• EXCERPT TO READ:
........

Theatre Review: ‘Hedda Gabler’ at Catholic University

When one approaches Hedda Gabler, Norwegian playwright Henrik Ibsen’s 1890 masterpiece, one always does so with a bit of caution.  The play, one of the classics of 19th century objective realism, presents audiences with one of modern theatre’s most challenging and passionate female characters.  Hedda, a woman trapped within a rigid patriarchal society, possesses an almost Nietzschian will to power; yet, her need for respectability prevents her from rebelling against the men who constantly seek to control her.  Catholic University’s production of the classic has all the grandeur of the occasion, and at times reaches the ferociousness of its heights.  However, the tone of the story enacted remains too matter-of-fact to contain a woman who craves an aesthetic beauty “with vine leaves in his hair.”

........

• RECORDS FOR THE TASK:
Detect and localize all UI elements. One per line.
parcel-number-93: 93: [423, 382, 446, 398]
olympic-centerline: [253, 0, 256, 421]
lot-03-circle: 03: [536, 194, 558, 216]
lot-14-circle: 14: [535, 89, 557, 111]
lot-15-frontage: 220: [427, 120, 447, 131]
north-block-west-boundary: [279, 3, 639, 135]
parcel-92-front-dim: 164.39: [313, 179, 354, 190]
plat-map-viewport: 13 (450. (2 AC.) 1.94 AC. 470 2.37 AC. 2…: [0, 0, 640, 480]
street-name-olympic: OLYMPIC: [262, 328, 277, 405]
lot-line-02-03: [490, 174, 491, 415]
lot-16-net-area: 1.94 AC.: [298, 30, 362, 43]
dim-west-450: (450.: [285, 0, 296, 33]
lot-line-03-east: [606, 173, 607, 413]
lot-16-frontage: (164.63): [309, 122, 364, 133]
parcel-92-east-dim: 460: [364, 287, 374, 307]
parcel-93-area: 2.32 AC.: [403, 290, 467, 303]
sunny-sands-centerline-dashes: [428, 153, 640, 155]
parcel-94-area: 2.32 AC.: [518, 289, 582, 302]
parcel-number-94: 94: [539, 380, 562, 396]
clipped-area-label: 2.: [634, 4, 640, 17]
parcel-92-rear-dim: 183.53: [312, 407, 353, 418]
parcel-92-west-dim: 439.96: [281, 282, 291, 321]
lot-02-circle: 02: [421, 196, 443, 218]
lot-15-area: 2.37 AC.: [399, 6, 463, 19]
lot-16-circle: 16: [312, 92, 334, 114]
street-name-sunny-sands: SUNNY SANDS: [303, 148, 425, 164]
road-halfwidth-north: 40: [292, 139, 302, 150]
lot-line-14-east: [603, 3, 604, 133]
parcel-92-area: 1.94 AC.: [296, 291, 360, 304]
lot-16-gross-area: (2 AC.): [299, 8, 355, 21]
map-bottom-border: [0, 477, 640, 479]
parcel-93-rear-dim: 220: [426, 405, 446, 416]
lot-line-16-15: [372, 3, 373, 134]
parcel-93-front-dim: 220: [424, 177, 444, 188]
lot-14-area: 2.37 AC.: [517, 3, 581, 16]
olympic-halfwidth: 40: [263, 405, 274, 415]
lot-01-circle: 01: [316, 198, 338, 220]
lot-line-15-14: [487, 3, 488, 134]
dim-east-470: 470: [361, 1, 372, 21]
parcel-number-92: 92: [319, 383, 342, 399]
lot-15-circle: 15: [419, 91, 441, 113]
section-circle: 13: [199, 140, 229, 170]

........

• WHAT IS ASKED:
- 1) Could you express everything from the start of the rows down to the line containing "parcel-92-front-dim: 164.39: [313, 179, 354, 190]", inclusive, as a JSON list of strings with one string per line and blank lines omitted?
- 2) What comes next in the review of the Catholic University production of "Hedda Gabler"? Continue it from where it stops.

• ANSWERS IN ORDER:
- 1)
[
  "Detect and localize all UI elements. One per line.",
  "parcel-number-93: 93: [423, 382, 446, 398]",
  "olympic-centerline: [253, 0, 256, 421]",
  "lot-03-circle: 03: [536, 194, 558, 216]",
  "lot-14-circle: 14: [535, 89, 557, 111]",
  "lot-15-frontage: 220: [427, 120, 447, 131]",
  "north-block-west-boundary: [279, 3, 639, 135]",
  "parcel-92-front-dim: 164.39: [313, 179, 354, 190]"
]

- 2)
Directed by Eleanor Holdridge, this Hedda Gabler gives us a world that is visually magnificent—perhaps even too magnificent for the prosaic story that follows.  With a creative design team that includes Luciana Stecconi (scenic design), Kendra Rai (costume design), Andrew F. Griffin (lighting design), and Christopher Baine (sound design), the production offers us a world of splendor.  Immaculate white walls that seem to rise miraculously out of the stage floor, a stove pipe and birch trees that rise like Babel into the heavens, a blue lit cyclorama that almost implores us to dream the impossible, crystal clear dramatic harmonies that aspire to beauty— at curtain we are ready for a mythic struggle to take place, albeit a battle on realistic turf.

…a visually beautiful, if flawed, world that acts as a reminder of the sometimes tragic consequence of idealistic passions.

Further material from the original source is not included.